***** Entries shown *****

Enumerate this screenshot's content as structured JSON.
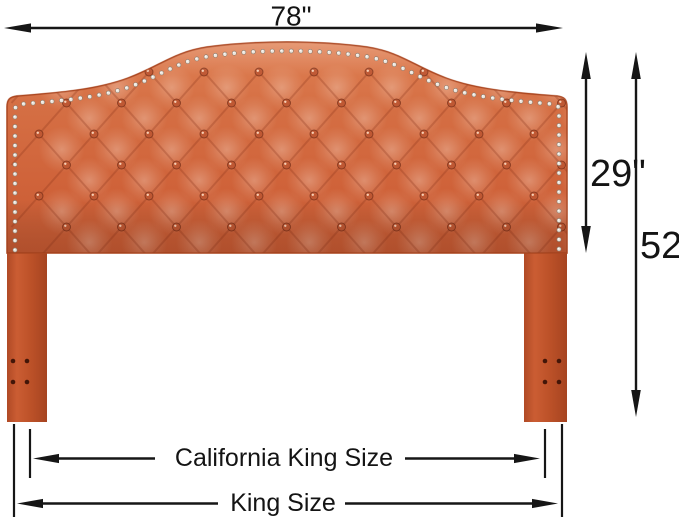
{
  "diagram": {
    "subject": "tufted-headboard-dimension-diagram",
    "dimensions": {
      "width": {
        "label": "78\""
      },
      "panel_height": {
        "label": "29\""
      },
      "total_height": {
        "label": "52\""
      },
      "california_king": {
        "label": "California King Size"
      },
      "king": {
        "label": "King Size"
      }
    },
    "colors": {
      "fabric": "#d2683e",
      "fabric_light": "#e79268",
      "fabric_dark": "#b5512c",
      "fabric_shadow": "#a34621",
      "leg": "#c1522a",
      "button": "#bf5833",
      "nailhead": "#ece5dc",
      "nailhead_edge": "#8a7a6c",
      "bolt_hole": "#431608",
      "dimension_line": "#161616",
      "background": "#ffffff"
    }
  }
}
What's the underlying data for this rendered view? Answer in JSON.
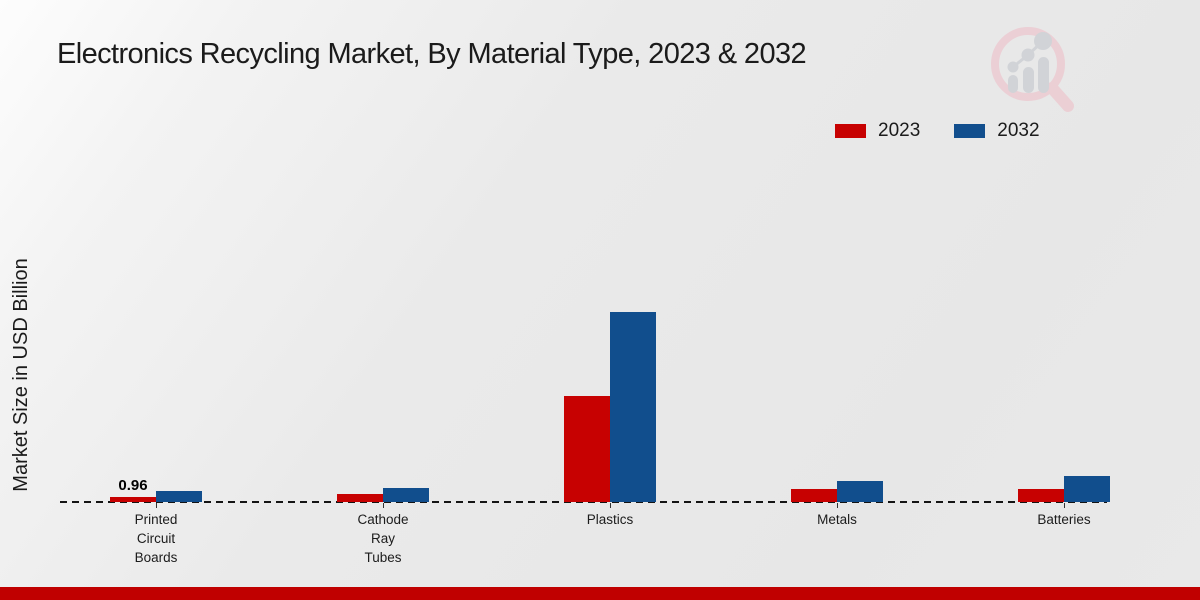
{
  "title": "Electronics Recycling Market, By Material Type, 2023 & 2032",
  "ylabel": "Market Size in USD Billion",
  "colors": {
    "series_2023": "#c70101",
    "series_2032": "#114e8d",
    "axis": "#141414",
    "text": "#1b1b1b",
    "footer_strip": "#c00000",
    "watermark_pink": "#eccdd3",
    "watermark_gray": "#cfd1d6"
  },
  "chart_data": {
    "type": "bar",
    "categories": [
      "Printed Circuit Boards",
      "Cathode Ray Tubes",
      "Plastics",
      "Metals",
      "Batteries"
    ],
    "categories_multiline": [
      [
        "Printed",
        "Circuit",
        "Boards"
      ],
      [
        "Cathode",
        "Ray",
        "Tubes"
      ],
      [
        "Plastics"
      ],
      [
        "Metals"
      ],
      [
        "Batteries"
      ]
    ],
    "series": [
      {
        "name": "2023",
        "color": "#c70101",
        "values": [
          0.96,
          1.4,
          19.3,
          2.3,
          2.3
        ]
      },
      {
        "name": "2032",
        "color": "#114e8d",
        "values": [
          2.0,
          2.6,
          34.6,
          3.9,
          4.7
        ]
      }
    ],
    "annotations": [
      {
        "category_index": 0,
        "series_index": 0,
        "text": "0.96"
      }
    ],
    "ylabel": "Market Size in USD Billion",
    "xlabel": "",
    "ylim": [
      0,
      40
    ],
    "grid": false,
    "legend_position": "top-right",
    "baseline_style": "dashed",
    "y_axis_ticks_visible": false
  }
}
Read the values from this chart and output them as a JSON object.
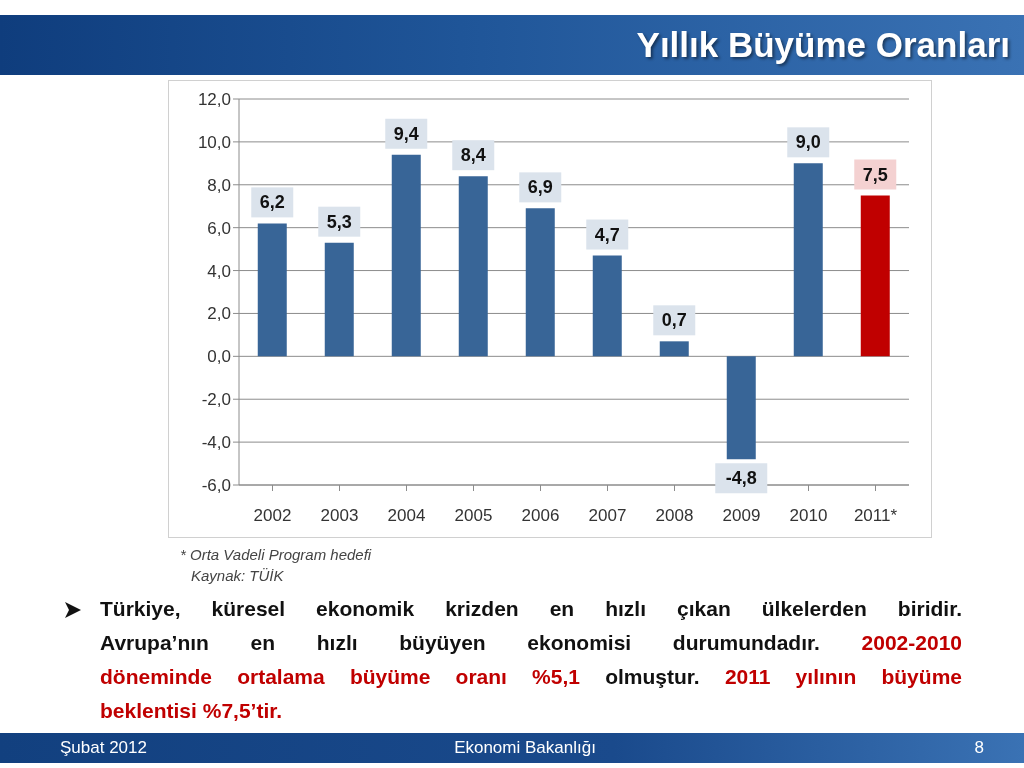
{
  "chart_data": {
    "type": "bar",
    "title": "Yıllık Büyüme Oranları",
    "categories": [
      "2002",
      "2003",
      "2004",
      "2005",
      "2006",
      "2007",
      "2008",
      "2009",
      "2010",
      "2011*"
    ],
    "values": [
      6.2,
      5.3,
      9.4,
      8.4,
      6.9,
      4.7,
      0.7,
      -4.8,
      9.0,
      7.5
    ],
    "colors": [
      "#386597",
      "#386597",
      "#386597",
      "#386597",
      "#386597",
      "#386597",
      "#386597",
      "#386597",
      "#386597",
      "#c00000"
    ],
    "value_labels": [
      "6,2",
      "5,3",
      "9,4",
      "8,4",
      "6,9",
      "4,7",
      "0,7",
      "-4,8",
      "9,0",
      "7,5"
    ],
    "ylim": [
      -6,
      12
    ],
    "yticks": [
      {
        "value": -6,
        "label": "-6,0"
      },
      {
        "value": -4,
        "label": "-4,0"
      },
      {
        "value": -2,
        "label": "-2,0"
      },
      {
        "value": 0,
        "label": "0,0"
      },
      {
        "value": 2,
        "label": "2,0"
      },
      {
        "value": 4,
        "label": "4,0"
      },
      {
        "value": 6,
        "label": "6,0"
      },
      {
        "value": 8,
        "label": "8,0"
      },
      {
        "value": 10,
        "label": "10,0"
      },
      {
        "value": 12,
        "label": "12,0"
      }
    ],
    "grid": "y",
    "annotations": [
      "* Orta Vadeli Program hedefi",
      "Kaynak: TÜİK",
      "Türkiye, küresel ekonomik krizden en hızlı çıkan ülkelerden biridir.",
      "Avrupa’nın en hızlı büyüyen ekonomisi durumundadır.",
      "2002-2010",
      "döneminde ortalama büyüme oranı %5,1",
      "olmuştur.",
      "2011 yılının büyüme",
      "beklentisi %7,5’tir.",
      "Şubat 2012",
      "Ekonomi Bakanlığı",
      "8"
    ]
  }
}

*****

▶ _The problem_
Quote the data above in full, leaving out the pictures it holds.

▶ _Response below_
Enumerate this screenshot's content as structured JSON.
{
  "diagram": {
    "subject": "tufted-headboard-dimension-diagram",
    "dimensions": {
      "width": {
        "label": "78\""
      },
      "panel_height": {
        "label": "29\""
      },
      "total_height": {
        "label": "52\""
      },
      "california_king": {
        "label": "California King Size"
      },
      "king": {
        "label": "King Size"
      }
    },
    "colors": {
      "fabric": "#d2683e",
      "fabric_light": "#e79268",
      "fabric_dark": "#b5512c",
      "fabric_shadow": "#a34621",
      "leg": "#c1522a",
      "button": "#bf5833",
      "nailhead": "#ece5dc",
      "nailhead_edge": "#8a7a6c",
      "bolt_hole": "#431608",
      "dimension_line": "#161616",
      "background": "#ffffff"
    }
  }
}
What's the underlying data for this rendered view? Answer in JSON.
{
  "title": "Electronics Recycling Market, By Material Type, 2023 & 2032",
  "ylabel": "Market Size in USD Billion",
  "colors": {
    "series_2023": "#c70101",
    "series_2032": "#114e8d",
    "axis": "#141414",
    "text": "#1b1b1b",
    "footer_strip": "#c00000",
    "watermark_pink": "#eccdd3",
    "watermark_gray": "#cfd1d6"
  },
  "chart_data": {
    "type": "bar",
    "categories": [
      "Printed Circuit Boards",
      "Cathode Ray Tubes",
      "Plastics",
      "Metals",
      "Batteries"
    ],
    "categories_multiline": [
      [
        "Printed",
        "Circuit",
        "Boards"
      ],
      [
        "Cathode",
        "Ray",
        "Tubes"
      ],
      [
        "Plastics"
      ],
      [
        "Metals"
      ],
      [
        "Batteries"
      ]
    ],
    "series": [
      {
        "name": "2023",
        "color": "#c70101",
        "values": [
          0.96,
          1.4,
          19.3,
          2.3,
          2.3
        ]
      },
      {
        "name": "2032",
        "color": "#114e8d",
        "values": [
          2.0,
          2.6,
          34.6,
          3.9,
          4.7
        ]
      }
    ],
    "annotations": [
      {
        "category_index": 0,
        "series_index": 0,
        "text": "0.96"
      }
    ],
    "ylabel": "Market Size in USD Billion",
    "xlabel": "",
    "ylim": [
      0,
      40
    ],
    "grid": false,
    "legend_position": "top-right",
    "baseline_style": "dashed",
    "y_axis_ticks_visible": false
  }
}
Read the values from this chart and output them as a JSON object.
{
  "chart_data": {
    "type": "bar",
    "title": "Yıllık Büyüme Oranları",
    "categories": [
      "2002",
      "2003",
      "2004",
      "2005",
      "2006",
      "2007",
      "2008",
      "2009",
      "2010",
      "2011*"
    ],
    "values": [
      6.2,
      5.3,
      9.4,
      8.4,
      6.9,
      4.7,
      0.7,
      -4.8,
      9.0,
      7.5
    ],
    "colors": [
      "#386597",
      "#386597",
      "#386597",
      "#386597",
      "#386597",
      "#386597",
      "#386597",
      "#386597",
      "#386597",
      "#c00000"
    ],
    "value_labels": [
      "6,2",
      "5,3",
      "9,4",
      "8,4",
      "6,9",
      "4,7",
      "0,7",
      "-4,8",
      "9,0",
      "7,5"
    ],
    "ylim": [
      -6,
      12
    ],
    "yticks": [
      {
        "value": -6,
        "label": "-6,0"
      },
      {
        "value": -4,
        "label": "-4,0"
      },
      {
        "value": -2,
        "label": "-2,0"
      },
      {
        "value": 0,
        "label": "0,0"
      },
      {
        "value": 2,
        "label": "2,0"
      },
      {
        "value": 4,
        "label": "4,0"
      },
      {
        "value": 6,
        "label": "6,0"
      },
      {
        "value": 8,
        "label": "8,0"
      },
      {
        "value": 10,
        "label": "10,0"
      },
      {
        "value": 12,
        "label": "12,0"
      }
    ],
    "grid": "y",
    "annotations": [
      "* Orta Vadeli Program hedefi",
      "Kaynak: TÜİK",
      "Türkiye, küresel ekonomik krizden en hızlı çıkan ülkelerden biridir.",
      "Avrupa’nın en hızlı büyüyen ekonomisi durumundadır.",
      "2002-2010",
      "döneminde ortalama büyüme oranı %5,1",
      "olmuştur.",
      "2011 yılının büyüme",
      "beklentisi %7,5’tir.",
      "Şubat 2012",
      "Ekonomi Bakanlığı",
      "8"
    ]
  }
}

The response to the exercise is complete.